### The problem
Look through the records that follow. Copy every line containing the word "liquide".

### Listing
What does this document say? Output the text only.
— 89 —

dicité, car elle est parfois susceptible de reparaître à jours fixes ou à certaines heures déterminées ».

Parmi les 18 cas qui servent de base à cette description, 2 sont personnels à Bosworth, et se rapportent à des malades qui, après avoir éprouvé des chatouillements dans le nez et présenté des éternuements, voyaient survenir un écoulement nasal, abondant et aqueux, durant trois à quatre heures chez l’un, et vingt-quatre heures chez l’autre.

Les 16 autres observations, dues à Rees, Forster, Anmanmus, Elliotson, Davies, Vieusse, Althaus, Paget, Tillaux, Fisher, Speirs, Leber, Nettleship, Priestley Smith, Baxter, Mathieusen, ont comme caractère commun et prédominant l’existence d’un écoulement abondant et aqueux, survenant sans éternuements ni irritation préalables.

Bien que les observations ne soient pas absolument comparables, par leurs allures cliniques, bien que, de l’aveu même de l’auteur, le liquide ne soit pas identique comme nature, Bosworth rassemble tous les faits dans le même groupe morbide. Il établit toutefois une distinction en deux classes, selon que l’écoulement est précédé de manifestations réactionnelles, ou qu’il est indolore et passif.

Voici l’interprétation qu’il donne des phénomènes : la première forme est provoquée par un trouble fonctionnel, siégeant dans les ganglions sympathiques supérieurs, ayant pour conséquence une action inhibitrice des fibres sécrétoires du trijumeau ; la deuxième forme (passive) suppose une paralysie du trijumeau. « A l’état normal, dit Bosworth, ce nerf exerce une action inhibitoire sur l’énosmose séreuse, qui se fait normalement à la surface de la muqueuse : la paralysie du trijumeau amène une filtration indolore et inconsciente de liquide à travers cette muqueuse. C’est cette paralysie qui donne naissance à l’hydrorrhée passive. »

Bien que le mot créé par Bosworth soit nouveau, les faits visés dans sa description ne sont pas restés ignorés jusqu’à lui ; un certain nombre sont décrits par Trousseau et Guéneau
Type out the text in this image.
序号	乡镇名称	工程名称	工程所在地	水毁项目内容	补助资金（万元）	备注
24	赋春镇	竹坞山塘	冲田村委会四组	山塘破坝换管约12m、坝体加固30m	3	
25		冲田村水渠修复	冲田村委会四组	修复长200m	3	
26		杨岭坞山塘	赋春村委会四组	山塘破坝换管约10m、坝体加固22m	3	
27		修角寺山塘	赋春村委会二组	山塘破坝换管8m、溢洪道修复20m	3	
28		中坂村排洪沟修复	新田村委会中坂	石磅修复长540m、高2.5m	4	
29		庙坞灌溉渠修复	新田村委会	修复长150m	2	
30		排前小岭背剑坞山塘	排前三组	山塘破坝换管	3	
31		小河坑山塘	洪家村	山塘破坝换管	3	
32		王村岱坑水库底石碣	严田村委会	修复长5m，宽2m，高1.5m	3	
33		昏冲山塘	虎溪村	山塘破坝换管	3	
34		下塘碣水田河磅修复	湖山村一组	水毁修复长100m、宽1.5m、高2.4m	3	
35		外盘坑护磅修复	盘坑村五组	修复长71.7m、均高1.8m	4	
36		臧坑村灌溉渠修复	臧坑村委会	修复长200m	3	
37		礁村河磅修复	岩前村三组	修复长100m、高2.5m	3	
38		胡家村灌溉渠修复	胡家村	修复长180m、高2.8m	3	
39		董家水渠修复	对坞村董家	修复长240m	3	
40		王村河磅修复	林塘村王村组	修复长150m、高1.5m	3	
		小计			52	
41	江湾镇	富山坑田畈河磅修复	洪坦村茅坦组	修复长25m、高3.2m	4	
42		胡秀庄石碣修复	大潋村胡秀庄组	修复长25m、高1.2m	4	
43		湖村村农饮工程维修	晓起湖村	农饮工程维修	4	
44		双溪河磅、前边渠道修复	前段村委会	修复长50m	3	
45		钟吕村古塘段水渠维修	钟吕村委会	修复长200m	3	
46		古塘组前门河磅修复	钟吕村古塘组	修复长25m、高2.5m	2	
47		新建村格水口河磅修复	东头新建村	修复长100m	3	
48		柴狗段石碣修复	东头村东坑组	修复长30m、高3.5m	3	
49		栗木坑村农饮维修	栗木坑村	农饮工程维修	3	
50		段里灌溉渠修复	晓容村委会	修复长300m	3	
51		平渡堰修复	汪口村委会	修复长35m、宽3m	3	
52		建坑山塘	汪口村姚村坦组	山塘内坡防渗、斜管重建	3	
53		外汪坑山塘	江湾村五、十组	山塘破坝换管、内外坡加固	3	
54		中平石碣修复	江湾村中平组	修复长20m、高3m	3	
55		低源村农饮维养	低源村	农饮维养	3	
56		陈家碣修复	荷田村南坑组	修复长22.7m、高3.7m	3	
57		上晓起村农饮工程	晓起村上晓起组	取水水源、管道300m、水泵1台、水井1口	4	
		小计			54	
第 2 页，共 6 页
==
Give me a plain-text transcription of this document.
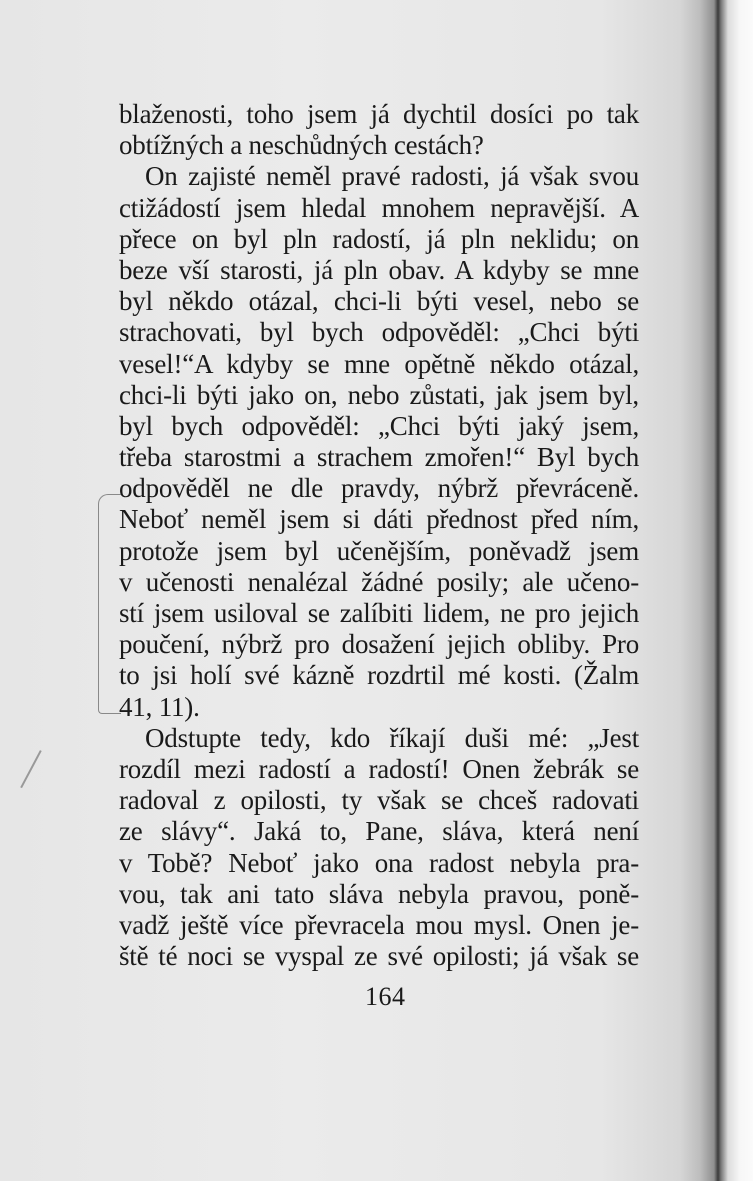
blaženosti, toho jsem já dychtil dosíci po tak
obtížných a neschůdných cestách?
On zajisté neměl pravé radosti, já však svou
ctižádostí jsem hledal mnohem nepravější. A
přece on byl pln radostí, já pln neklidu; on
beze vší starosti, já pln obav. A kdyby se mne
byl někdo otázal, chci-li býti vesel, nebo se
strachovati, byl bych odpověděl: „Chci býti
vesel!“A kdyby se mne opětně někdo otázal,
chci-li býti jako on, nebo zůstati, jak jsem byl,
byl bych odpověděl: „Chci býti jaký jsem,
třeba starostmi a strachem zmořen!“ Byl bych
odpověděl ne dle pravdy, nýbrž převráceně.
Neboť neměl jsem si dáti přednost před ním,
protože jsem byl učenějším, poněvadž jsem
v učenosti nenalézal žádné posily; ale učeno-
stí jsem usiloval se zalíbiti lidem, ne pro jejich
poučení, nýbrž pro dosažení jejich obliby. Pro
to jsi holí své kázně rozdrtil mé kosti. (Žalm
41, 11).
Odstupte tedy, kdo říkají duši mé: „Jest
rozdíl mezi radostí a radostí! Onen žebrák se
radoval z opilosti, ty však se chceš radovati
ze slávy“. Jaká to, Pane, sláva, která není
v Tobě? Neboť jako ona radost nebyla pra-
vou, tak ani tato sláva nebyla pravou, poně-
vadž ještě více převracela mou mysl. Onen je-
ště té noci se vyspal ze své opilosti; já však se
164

### Reply to the task
Bien que les observations ne soient pas absolument comparables, par leurs allures cliniques, bien que, de l’aveu même de l’auteur, le liquide ne soit pas identique comme nature, Bosworth rassemble tous les faits dans le même groupe morbide. Il établit toutefois une distinction en deux classes, selon que l’écoulement est précédé de manifestations réactionnelles, ou qu’il est indolore et passif.
Voici l’interprétation qu’il donne des phénomènes : la première forme est provoquée par un trouble fonctionnel, siégeant dans les ganglions sympathiques supérieurs, ayant pour conséquence une action inhibitrice des fibres sécrétoires du trijumeau ; la deuxième forme (passive) suppose une paralysie du trijumeau. « A l’état normal, dit Bosworth, ce nerf exerce une action inhibitoire sur l’énosmose séreuse, qui se fait normalement à la surface de la muqueuse : la paralysie du trijumeau amène une filtration indolore et inconsciente de liquide à travers cette muqueuse. C’est cette paralysie qui donne naissance à l’hydrorrhée passive. »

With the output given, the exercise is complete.